» Required work
Repeat the material verbatim. Images are excluded from the copy.
--- --- ---
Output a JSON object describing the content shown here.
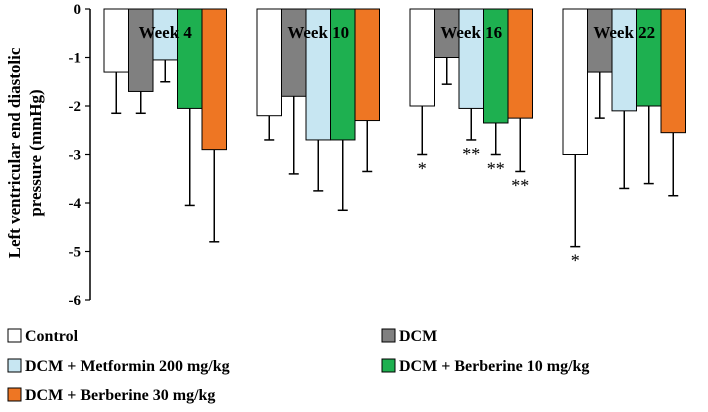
{
  "chart_data": {
    "type": "bar",
    "title": "",
    "xlabel": "",
    "ylabel": [
      "Left ventricular end diastolic",
      "pressure (mmHg)"
    ],
    "ylim": [
      -6,
      0
    ],
    "yticks": [
      0,
      -1,
      -2,
      -3,
      -4,
      -5,
      -6
    ],
    "grid": false,
    "legend_position": "bottom",
    "categories": [
      "Week 4",
      "Week 10",
      "Week 16",
      "Week 22"
    ],
    "series": [
      {
        "name": "Control",
        "color": "#ffffff",
        "values": [
          -1.3,
          -2.2,
          -2.0,
          -3.0
        ],
        "errors": [
          0.85,
          0.5,
          1.0,
          1.9
        ],
        "significance": [
          "",
          "",
          "*",
          "*"
        ]
      },
      {
        "name": "DCM",
        "color": "#808080",
        "values": [
          -1.7,
          -1.8,
          -1.0,
          -1.3
        ],
        "errors": [
          0.45,
          1.6,
          0.55,
          0.95
        ],
        "significance": [
          "",
          "",
          "",
          ""
        ]
      },
      {
        "name": "DCM + Metformin 200 mg/kg",
        "color": "#c7e6f2",
        "values": [
          -1.05,
          -2.7,
          -2.05,
          -2.1
        ],
        "errors": [
          0.45,
          1.05,
          0.65,
          1.6
        ],
        "significance": [
          "",
          "",
          "**",
          ""
        ]
      },
      {
        "name": "DCM + Berberine 10 mg/kg",
        "color": "#1eb050",
        "values": [
          -2.05,
          -2.7,
          -2.35,
          -2.0
        ],
        "errors": [
          2.0,
          1.45,
          0.65,
          1.6
        ],
        "significance": [
          "",
          "",
          "**",
          ""
        ]
      },
      {
        "name": "DCM + Berberine 30 mg/kg",
        "color": "#ee7623",
        "values": [
          -2.9,
          -2.3,
          -2.25,
          -2.55
        ],
        "errors": [
          1.9,
          1.05,
          1.1,
          1.3
        ],
        "significance": [
          "",
          "",
          "**",
          ""
        ]
      }
    ]
  }
}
--- --- ---
» The completed task
Output a JSON object describing the content shown here.
{
  "chart_data": {
    "type": "bar",
    "title": "",
    "xlabel": "",
    "ylabel": [
      "Left ventricular end diastolic",
      "pressure (mmHg)"
    ],
    "ylim": [
      -6,
      0
    ],
    "yticks": [
      0,
      -1,
      -2,
      -3,
      -4,
      -5,
      -6
    ],
    "grid": false,
    "legend_position": "bottom",
    "categories": [
      "Week 4",
      "Week 10",
      "Week 16",
      "Week 22"
    ],
    "series": [
      {
        "name": "Control",
        "color": "#ffffff",
        "values": [
          -1.3,
          -2.2,
          -2.0,
          -3.0
        ],
        "errors": [
          0.85,
          0.5,
          1.0,
          1.9
        ],
        "significance": [
          "",
          "",
          "*",
          "*"
        ]
      },
      {
        "name": "DCM",
        "color": "#808080",
        "values": [
          -1.7,
          -1.8,
          -1.0,
          -1.3
        ],
        "errors": [
          0.45,
          1.6,
          0.55,
          0.95
        ],
        "significance": [
          "",
          "",
          "",
          ""
        ]
      },
      {
        "name": "DCM + Metformin 200 mg/kg",
        "color": "#c7e6f2",
        "values": [
          -1.05,
          -2.7,
          -2.05,
          -2.1
        ],
        "errors": [
          0.45,
          1.05,
          0.65,
          1.6
        ],
        "significance": [
          "",
          "",
          "**",
          ""
        ]
      },
      {
        "name": "DCM + Berberine 10 mg/kg",
        "color": "#1eb050",
        "values": [
          -2.05,
          -2.7,
          -2.35,
          -2.0
        ],
        "errors": [
          2.0,
          1.45,
          0.65,
          1.6
        ],
        "significance": [
          "",
          "",
          "**",
          ""
        ]
      },
      {
        "name": "DCM + Berberine 30 mg/kg",
        "color": "#ee7623",
        "values": [
          -2.9,
          -2.3,
          -2.25,
          -2.55
        ],
        "errors": [
          1.9,
          1.05,
          1.1,
          1.3
        ],
        "significance": [
          "",
          "",
          "**",
          ""
        ]
      }
    ]
  }
}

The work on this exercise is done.